Supplied information =>
·····
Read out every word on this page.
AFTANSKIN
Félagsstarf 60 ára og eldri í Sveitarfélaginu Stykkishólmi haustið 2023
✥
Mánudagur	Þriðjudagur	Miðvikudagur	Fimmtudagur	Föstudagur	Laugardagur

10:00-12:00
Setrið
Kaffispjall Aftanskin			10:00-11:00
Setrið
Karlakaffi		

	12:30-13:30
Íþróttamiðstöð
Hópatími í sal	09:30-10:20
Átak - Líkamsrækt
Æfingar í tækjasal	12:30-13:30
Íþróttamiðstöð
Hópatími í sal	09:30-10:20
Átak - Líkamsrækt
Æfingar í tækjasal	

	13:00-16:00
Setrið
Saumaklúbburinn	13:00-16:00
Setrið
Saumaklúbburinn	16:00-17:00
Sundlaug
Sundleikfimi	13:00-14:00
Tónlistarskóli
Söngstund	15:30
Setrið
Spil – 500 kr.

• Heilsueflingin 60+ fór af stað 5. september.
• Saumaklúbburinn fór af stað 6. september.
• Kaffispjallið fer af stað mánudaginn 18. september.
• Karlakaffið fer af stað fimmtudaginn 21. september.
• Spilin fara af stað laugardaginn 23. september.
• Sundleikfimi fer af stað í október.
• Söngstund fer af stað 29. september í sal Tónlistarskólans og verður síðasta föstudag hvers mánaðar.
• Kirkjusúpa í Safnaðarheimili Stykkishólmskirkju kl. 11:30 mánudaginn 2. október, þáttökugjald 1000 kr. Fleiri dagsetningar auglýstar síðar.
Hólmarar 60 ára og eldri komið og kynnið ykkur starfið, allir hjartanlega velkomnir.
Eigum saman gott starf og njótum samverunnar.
·····
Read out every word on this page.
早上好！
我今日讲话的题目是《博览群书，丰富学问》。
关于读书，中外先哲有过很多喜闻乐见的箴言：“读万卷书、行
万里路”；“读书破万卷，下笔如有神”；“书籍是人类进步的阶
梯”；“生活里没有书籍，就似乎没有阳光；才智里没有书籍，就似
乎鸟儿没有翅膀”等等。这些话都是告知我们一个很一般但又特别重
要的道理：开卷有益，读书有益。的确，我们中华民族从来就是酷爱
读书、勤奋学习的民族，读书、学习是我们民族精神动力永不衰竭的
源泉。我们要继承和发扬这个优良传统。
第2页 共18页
·····
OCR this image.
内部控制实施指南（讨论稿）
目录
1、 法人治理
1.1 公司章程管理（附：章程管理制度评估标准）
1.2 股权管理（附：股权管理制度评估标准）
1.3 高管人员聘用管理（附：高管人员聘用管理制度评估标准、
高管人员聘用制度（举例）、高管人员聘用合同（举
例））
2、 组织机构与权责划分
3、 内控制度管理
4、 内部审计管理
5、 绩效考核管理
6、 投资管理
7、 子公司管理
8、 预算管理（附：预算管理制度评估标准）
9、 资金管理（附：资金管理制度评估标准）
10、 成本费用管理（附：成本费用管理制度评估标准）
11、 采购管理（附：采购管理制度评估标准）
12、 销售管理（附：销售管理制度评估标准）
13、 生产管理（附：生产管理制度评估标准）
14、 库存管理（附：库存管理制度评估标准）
·····
Copy out every line that includes the word "tækjasal".

Æfingar í tækjasal	12:30-13:30
Æfingar í tækjasal	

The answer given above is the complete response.